- _DATA IN THIS EXERCISE_

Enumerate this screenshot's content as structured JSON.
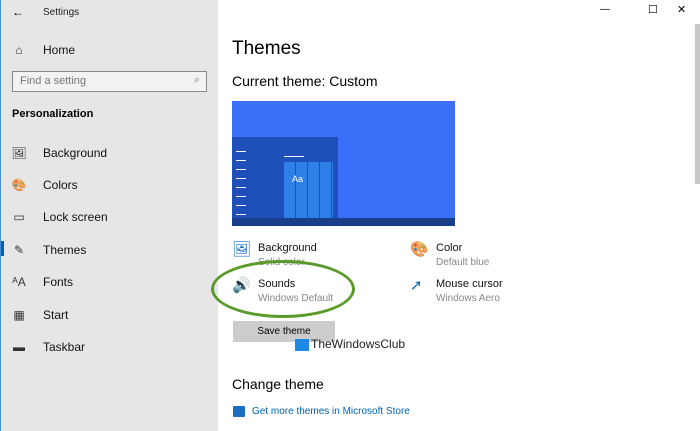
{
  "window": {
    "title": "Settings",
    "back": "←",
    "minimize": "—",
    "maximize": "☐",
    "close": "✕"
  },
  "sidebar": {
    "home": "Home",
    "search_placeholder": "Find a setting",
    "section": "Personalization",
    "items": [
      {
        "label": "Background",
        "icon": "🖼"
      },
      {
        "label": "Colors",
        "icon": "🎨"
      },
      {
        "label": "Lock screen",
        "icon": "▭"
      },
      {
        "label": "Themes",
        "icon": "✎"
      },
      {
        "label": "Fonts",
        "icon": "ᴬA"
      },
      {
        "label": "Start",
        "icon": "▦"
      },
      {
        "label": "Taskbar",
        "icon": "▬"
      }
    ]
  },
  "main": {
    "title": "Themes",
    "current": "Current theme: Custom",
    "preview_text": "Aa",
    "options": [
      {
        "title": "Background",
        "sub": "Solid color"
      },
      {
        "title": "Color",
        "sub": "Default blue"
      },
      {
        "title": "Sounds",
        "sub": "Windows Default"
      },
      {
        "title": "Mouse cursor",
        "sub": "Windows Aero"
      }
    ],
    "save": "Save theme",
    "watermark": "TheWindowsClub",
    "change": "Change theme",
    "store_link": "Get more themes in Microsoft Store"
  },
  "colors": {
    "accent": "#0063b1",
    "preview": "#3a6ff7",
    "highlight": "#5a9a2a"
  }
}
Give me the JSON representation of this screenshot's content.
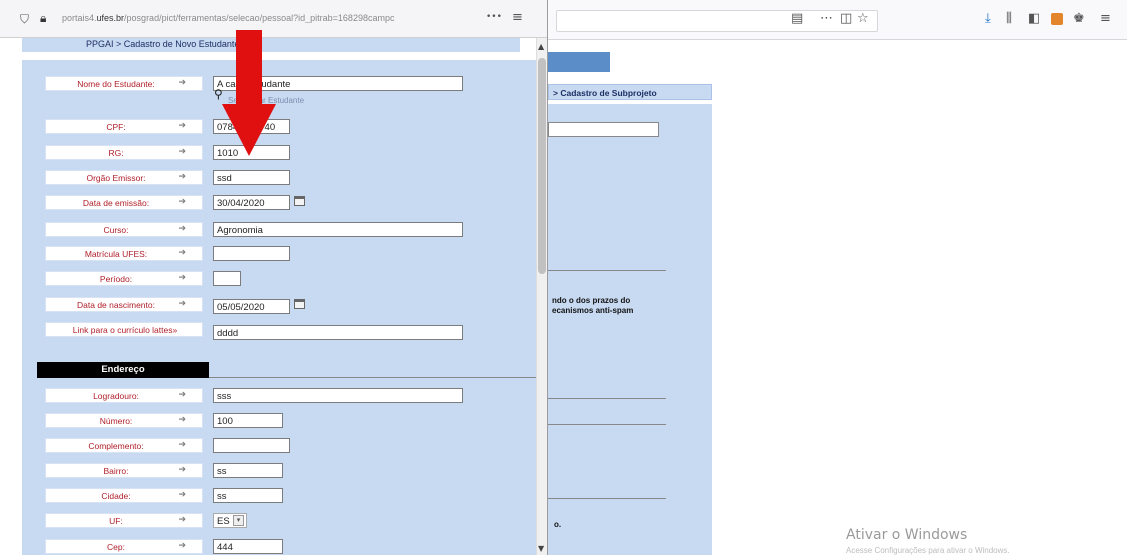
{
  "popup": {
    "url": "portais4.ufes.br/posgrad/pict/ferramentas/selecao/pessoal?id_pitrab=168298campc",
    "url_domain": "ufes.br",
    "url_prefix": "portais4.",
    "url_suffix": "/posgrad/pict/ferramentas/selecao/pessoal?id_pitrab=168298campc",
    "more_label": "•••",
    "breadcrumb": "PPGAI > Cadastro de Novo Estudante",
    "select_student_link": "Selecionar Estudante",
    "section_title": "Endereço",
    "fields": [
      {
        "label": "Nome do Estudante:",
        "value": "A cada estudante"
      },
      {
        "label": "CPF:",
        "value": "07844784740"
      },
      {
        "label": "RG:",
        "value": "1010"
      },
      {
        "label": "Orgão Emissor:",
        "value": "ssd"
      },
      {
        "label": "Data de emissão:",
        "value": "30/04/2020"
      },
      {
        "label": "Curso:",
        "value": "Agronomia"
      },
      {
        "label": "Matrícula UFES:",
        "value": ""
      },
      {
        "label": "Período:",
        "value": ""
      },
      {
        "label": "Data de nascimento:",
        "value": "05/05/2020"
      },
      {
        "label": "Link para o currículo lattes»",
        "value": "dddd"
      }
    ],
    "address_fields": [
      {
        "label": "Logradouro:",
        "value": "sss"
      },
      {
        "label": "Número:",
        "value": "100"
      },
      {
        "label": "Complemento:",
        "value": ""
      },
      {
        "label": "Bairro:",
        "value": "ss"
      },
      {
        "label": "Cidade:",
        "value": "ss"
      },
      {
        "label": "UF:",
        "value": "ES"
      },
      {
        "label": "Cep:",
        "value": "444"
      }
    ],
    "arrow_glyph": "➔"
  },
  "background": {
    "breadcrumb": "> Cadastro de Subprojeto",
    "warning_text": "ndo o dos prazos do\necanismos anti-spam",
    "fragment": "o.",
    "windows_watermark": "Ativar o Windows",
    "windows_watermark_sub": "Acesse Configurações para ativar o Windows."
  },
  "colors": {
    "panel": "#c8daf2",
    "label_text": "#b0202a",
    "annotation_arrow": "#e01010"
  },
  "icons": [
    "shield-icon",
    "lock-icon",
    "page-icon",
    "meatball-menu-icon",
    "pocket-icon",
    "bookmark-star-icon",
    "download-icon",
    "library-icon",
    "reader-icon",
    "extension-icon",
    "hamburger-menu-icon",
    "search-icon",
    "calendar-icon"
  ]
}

---

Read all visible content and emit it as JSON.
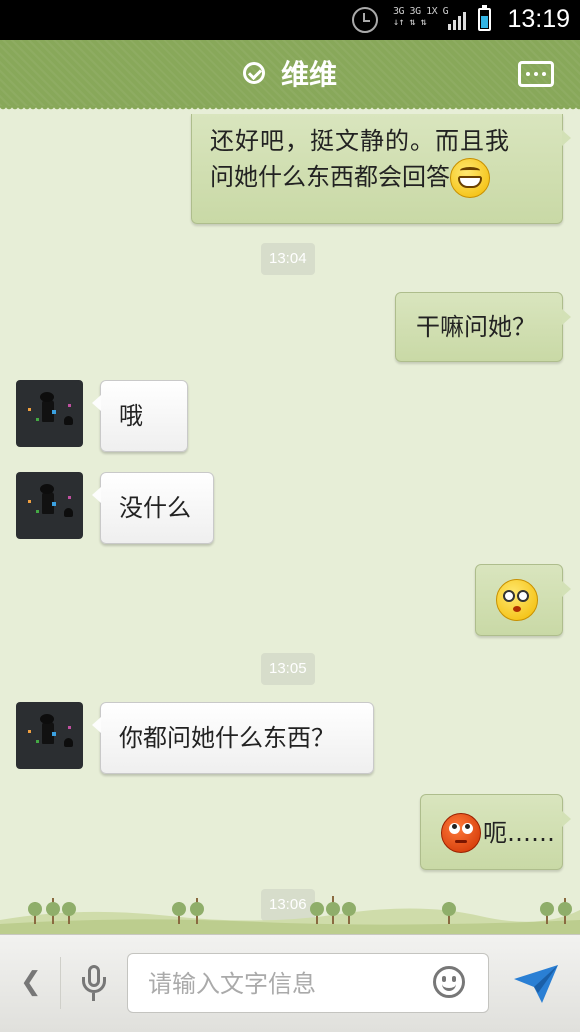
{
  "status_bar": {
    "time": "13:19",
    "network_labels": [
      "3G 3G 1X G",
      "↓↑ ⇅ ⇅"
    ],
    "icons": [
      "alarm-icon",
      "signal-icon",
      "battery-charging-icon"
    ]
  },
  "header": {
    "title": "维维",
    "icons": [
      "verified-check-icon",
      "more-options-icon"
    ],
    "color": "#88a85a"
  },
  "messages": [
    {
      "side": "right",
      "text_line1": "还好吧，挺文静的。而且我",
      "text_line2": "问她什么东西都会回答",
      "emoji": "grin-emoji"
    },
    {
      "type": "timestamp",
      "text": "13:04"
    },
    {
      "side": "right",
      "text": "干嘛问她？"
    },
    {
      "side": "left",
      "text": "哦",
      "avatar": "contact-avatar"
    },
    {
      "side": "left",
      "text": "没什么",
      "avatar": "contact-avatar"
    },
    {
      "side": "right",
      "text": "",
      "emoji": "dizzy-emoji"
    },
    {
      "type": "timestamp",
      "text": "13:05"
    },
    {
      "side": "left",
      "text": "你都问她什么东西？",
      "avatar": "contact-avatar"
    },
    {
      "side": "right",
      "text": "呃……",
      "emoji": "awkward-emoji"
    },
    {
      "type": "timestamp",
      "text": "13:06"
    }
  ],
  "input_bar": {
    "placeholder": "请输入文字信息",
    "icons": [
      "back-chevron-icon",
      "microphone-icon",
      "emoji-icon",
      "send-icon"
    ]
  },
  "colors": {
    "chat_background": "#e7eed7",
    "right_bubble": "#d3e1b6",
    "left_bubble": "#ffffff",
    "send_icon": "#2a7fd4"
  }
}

* * *

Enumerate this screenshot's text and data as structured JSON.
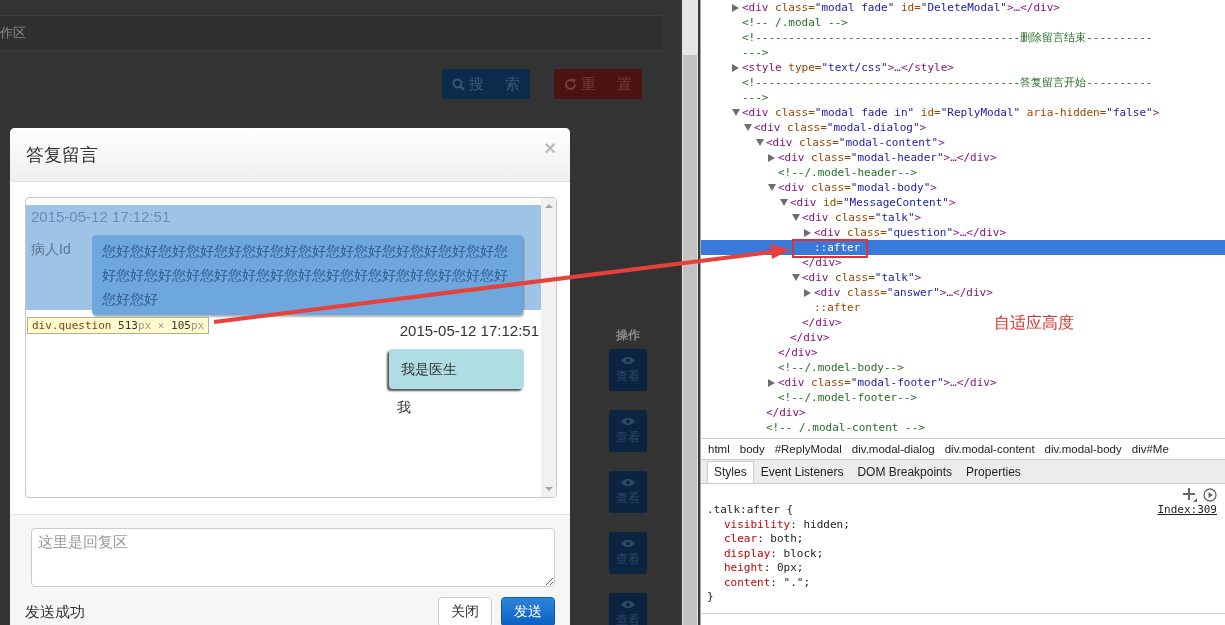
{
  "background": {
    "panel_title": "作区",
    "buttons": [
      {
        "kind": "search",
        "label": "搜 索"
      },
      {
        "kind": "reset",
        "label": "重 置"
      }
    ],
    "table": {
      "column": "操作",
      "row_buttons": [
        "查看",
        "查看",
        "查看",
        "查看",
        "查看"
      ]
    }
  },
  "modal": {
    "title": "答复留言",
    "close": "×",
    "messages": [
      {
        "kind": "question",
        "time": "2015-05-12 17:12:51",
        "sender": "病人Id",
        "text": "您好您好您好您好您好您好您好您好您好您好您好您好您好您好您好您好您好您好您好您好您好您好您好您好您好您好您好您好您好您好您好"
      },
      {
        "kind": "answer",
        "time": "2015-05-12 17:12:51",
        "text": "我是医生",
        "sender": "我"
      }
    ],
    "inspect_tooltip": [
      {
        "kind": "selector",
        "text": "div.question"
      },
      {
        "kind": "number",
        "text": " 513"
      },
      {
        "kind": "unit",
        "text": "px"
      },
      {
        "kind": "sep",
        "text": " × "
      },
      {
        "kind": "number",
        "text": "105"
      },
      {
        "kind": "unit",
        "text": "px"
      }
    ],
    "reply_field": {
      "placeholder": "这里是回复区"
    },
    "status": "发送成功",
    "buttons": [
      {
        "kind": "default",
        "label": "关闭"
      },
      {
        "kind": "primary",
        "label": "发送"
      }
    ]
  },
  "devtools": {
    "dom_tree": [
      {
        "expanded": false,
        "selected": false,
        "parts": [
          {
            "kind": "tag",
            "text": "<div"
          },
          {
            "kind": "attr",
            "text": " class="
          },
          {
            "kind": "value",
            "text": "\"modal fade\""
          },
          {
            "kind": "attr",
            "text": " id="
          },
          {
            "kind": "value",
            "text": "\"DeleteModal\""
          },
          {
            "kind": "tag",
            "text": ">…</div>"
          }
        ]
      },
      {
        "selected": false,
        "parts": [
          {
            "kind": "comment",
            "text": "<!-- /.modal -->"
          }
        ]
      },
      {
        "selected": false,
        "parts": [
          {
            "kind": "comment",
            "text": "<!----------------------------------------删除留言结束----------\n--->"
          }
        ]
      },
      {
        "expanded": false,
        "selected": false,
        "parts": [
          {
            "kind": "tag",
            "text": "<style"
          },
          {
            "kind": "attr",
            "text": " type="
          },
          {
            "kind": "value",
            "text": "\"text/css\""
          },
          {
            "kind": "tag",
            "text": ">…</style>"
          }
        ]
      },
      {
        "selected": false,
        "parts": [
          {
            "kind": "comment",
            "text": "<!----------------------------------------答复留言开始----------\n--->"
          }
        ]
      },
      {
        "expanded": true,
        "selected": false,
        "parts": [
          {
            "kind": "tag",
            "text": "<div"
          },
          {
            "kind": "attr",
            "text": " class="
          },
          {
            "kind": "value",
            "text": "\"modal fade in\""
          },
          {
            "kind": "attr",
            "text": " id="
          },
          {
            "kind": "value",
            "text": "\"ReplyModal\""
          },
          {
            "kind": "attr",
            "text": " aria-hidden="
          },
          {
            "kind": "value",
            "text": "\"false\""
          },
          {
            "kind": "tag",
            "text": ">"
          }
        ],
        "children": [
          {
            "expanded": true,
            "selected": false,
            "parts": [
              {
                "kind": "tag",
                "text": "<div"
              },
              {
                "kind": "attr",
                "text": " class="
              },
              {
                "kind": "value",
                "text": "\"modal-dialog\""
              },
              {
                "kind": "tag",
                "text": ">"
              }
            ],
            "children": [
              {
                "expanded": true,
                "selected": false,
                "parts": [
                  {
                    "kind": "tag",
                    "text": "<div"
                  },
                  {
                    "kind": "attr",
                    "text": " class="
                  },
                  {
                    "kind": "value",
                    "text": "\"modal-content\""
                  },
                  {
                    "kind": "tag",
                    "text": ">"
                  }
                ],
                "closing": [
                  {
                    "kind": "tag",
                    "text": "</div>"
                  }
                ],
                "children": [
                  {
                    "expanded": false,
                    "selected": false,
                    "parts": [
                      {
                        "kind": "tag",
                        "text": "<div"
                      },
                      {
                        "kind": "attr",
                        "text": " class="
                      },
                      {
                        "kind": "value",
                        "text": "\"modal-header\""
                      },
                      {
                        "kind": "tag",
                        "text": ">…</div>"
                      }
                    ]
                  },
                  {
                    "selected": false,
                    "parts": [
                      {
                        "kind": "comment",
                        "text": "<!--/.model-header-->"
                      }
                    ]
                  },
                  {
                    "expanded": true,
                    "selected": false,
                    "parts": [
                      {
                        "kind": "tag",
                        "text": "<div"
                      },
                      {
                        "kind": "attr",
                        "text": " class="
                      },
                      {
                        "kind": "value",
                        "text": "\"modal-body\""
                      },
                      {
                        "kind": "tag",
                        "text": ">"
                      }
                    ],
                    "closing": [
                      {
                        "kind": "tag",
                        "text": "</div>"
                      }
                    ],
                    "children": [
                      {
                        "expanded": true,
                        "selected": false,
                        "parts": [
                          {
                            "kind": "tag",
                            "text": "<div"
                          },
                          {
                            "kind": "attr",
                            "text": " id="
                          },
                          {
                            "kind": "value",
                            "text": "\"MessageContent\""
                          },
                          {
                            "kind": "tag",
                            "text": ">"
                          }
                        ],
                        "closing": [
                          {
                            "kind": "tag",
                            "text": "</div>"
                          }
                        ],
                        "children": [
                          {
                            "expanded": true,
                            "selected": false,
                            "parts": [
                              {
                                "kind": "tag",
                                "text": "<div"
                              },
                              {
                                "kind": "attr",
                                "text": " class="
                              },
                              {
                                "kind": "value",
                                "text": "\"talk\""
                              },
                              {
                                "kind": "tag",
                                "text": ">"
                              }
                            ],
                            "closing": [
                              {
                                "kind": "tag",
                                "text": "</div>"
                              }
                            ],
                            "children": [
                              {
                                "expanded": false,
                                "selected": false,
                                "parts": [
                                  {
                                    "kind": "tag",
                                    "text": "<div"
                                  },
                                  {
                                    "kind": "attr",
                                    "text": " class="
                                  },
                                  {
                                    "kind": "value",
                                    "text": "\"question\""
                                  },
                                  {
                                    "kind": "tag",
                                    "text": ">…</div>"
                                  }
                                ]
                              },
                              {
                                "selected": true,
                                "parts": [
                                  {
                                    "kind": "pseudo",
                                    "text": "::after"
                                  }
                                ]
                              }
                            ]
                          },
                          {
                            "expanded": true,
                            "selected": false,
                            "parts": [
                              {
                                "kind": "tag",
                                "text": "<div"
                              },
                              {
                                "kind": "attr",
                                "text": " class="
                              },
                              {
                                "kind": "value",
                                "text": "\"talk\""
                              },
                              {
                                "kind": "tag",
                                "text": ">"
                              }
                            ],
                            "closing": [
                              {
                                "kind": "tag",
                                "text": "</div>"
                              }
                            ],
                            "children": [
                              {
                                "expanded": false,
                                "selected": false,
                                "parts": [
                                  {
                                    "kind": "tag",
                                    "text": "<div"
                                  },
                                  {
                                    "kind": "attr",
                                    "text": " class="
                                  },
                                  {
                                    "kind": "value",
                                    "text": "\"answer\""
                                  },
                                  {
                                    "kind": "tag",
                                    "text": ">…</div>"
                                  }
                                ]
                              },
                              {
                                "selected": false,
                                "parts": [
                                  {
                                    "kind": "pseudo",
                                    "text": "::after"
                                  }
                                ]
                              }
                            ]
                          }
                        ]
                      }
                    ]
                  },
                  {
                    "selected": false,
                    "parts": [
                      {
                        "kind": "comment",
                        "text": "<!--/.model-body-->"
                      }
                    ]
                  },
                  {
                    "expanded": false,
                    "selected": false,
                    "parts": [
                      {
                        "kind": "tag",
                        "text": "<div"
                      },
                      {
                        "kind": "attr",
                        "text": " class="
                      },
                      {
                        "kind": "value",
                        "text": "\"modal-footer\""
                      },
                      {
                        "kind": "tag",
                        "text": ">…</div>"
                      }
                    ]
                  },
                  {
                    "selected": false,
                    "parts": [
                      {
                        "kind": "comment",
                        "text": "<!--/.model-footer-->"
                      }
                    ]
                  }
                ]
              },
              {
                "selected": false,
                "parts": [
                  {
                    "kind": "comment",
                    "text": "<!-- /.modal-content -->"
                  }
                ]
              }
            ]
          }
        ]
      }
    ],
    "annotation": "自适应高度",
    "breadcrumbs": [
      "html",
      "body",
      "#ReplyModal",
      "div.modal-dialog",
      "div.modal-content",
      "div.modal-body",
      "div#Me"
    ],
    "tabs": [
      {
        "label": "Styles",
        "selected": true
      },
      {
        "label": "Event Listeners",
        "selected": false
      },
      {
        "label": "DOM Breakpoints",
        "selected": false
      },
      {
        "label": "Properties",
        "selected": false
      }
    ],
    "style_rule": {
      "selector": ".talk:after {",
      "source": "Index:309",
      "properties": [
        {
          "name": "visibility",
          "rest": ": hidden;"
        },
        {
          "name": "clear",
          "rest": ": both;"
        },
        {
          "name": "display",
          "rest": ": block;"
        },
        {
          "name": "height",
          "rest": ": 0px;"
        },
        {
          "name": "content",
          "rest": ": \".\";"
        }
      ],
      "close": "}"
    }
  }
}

- _WORK REQUIRED_
Exactly how many lines of the listing above contain the string "para"? Give no more than the number.

- _RESULT OF THE TASK_
2